__EXERCISE TASK__.
Wherever the string "всех" appears in a line, extract that line.

__TASK INPUT__.
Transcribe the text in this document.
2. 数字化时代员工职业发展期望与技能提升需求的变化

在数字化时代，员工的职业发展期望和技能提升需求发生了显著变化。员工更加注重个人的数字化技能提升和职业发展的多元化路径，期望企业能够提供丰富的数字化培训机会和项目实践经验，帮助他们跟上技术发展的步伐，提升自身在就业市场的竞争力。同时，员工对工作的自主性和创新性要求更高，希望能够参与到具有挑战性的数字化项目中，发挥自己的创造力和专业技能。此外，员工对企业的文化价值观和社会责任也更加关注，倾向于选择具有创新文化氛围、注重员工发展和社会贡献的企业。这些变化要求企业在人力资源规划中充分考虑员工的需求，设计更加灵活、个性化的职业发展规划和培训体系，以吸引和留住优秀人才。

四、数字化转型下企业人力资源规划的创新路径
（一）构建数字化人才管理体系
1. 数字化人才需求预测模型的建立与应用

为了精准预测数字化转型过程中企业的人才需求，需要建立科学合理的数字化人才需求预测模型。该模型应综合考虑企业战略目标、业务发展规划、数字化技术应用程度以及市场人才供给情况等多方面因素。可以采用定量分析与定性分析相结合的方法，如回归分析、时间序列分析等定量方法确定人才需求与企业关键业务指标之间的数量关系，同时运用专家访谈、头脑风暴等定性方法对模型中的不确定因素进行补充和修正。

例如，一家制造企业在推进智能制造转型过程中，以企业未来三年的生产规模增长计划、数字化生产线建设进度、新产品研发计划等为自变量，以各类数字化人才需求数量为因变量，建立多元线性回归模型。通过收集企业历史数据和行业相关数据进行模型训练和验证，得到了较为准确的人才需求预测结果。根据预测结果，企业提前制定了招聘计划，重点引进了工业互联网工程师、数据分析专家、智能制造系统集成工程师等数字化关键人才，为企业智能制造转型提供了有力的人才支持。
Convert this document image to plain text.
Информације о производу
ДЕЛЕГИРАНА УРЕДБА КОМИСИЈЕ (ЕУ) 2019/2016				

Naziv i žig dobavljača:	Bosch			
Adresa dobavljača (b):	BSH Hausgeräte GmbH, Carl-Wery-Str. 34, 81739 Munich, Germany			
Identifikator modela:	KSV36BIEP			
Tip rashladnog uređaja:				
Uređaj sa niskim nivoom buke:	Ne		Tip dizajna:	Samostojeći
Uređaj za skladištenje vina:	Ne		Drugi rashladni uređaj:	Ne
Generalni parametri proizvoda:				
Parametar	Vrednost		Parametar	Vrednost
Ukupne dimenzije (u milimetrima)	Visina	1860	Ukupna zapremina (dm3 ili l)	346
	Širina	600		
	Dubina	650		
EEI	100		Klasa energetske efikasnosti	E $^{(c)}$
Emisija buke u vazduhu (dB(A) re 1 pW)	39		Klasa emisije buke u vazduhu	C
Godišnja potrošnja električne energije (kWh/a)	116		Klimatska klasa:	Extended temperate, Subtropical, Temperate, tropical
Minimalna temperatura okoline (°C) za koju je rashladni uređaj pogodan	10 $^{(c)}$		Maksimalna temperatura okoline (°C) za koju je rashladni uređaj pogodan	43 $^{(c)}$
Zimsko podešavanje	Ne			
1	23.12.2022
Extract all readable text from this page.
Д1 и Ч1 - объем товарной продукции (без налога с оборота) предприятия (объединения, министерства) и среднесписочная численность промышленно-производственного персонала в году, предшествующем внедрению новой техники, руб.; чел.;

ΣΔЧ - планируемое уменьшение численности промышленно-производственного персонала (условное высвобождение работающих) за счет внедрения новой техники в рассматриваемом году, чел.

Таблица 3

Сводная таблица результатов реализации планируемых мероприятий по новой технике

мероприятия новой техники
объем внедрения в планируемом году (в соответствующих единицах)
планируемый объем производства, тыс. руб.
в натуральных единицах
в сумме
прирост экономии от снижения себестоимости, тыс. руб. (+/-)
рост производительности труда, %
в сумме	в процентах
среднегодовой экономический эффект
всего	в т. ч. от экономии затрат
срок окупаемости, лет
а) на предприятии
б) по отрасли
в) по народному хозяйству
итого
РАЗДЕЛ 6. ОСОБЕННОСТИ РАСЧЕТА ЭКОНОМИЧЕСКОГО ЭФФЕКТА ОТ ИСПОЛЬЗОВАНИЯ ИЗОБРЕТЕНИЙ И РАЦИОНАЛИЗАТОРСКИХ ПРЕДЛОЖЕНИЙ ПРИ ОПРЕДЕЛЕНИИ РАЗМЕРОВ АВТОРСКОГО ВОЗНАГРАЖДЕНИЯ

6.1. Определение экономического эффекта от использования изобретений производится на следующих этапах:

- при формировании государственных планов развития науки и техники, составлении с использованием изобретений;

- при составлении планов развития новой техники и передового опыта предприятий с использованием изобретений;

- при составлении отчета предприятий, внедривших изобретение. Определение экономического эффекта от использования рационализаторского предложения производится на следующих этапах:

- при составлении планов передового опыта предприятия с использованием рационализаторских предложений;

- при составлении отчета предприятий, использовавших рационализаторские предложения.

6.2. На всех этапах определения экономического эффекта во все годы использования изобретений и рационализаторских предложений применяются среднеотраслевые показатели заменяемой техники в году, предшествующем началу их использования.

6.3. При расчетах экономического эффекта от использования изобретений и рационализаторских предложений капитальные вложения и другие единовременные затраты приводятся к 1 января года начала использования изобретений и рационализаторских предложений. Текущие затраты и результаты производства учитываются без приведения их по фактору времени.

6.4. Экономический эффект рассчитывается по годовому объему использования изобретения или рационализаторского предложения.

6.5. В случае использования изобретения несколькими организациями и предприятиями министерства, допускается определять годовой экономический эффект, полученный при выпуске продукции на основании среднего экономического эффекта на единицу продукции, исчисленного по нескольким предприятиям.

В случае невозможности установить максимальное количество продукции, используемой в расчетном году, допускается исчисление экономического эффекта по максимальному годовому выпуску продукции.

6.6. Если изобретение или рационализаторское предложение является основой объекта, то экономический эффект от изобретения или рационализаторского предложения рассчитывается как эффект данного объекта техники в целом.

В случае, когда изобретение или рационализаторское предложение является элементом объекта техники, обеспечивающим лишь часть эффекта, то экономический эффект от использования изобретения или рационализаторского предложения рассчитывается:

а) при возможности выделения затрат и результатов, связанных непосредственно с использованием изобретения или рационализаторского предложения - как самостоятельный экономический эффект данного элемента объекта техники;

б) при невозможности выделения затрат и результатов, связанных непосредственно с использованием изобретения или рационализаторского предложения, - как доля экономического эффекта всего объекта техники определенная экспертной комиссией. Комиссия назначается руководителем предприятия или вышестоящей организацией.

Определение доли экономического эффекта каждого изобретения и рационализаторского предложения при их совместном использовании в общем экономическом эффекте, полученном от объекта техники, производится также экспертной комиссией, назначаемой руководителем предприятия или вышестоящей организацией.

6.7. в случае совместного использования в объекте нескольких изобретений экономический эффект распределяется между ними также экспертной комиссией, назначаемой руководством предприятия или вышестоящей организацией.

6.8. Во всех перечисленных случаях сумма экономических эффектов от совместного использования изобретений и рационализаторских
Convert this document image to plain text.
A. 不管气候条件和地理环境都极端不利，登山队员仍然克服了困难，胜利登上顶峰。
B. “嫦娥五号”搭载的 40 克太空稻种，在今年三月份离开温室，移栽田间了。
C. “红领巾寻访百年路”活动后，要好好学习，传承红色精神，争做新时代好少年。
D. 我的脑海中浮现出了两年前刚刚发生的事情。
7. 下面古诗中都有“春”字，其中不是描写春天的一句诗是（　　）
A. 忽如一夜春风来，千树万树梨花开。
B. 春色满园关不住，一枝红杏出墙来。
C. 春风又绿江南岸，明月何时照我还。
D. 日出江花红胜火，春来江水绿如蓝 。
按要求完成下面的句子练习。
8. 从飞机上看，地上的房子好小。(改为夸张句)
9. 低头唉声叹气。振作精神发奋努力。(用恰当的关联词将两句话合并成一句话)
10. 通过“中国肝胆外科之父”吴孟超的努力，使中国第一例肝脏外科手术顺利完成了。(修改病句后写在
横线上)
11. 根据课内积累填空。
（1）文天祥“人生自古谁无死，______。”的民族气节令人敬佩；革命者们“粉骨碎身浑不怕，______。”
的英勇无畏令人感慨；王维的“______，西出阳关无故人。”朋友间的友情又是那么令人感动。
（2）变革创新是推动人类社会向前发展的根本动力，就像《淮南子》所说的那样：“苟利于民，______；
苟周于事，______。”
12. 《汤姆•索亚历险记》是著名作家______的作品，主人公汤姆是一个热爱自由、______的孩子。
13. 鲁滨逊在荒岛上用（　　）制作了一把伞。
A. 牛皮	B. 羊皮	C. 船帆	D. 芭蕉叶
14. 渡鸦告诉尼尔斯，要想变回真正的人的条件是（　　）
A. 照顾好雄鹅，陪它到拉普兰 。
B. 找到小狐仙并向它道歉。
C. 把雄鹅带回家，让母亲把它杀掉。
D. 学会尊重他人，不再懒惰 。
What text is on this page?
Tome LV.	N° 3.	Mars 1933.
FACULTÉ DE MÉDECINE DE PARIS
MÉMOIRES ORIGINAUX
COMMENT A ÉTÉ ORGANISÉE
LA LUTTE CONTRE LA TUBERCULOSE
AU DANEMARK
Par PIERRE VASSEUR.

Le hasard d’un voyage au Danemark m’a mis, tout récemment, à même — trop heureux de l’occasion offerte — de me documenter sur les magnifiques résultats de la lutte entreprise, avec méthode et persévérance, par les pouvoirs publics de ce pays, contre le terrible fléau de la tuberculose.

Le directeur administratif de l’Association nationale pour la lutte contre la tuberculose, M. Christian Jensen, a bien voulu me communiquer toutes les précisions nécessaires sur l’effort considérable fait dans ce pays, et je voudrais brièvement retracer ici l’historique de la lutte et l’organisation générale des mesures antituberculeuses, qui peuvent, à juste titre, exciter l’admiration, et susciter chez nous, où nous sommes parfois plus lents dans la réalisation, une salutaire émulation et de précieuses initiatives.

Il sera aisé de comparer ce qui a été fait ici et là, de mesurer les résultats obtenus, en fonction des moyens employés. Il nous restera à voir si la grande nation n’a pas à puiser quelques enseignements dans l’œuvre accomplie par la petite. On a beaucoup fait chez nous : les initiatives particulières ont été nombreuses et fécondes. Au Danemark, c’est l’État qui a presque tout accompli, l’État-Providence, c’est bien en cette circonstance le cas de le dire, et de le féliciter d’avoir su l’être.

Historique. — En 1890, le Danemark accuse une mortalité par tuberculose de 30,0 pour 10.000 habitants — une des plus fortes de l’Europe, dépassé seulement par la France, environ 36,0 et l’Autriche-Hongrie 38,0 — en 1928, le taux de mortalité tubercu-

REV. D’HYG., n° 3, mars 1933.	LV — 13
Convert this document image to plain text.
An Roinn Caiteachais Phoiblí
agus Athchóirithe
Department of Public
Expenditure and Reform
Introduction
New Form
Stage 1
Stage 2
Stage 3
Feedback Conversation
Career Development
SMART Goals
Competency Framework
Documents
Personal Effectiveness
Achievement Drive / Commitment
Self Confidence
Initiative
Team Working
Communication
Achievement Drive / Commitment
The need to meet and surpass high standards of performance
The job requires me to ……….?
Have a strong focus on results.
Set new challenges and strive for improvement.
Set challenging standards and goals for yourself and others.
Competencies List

__ANSWER TO THE EXERCISE__.
6.2. На всех этапах определения экономического эффекта во все годы использования изобретений и рационализаторских предложений применяются среднеотраслевые показатели заменяемой техники в году, предшествующем началу их использования.
6.8. Во всех перечисленных случаях сумма экономических эффектов от совместного использования изобретений и рационализаторских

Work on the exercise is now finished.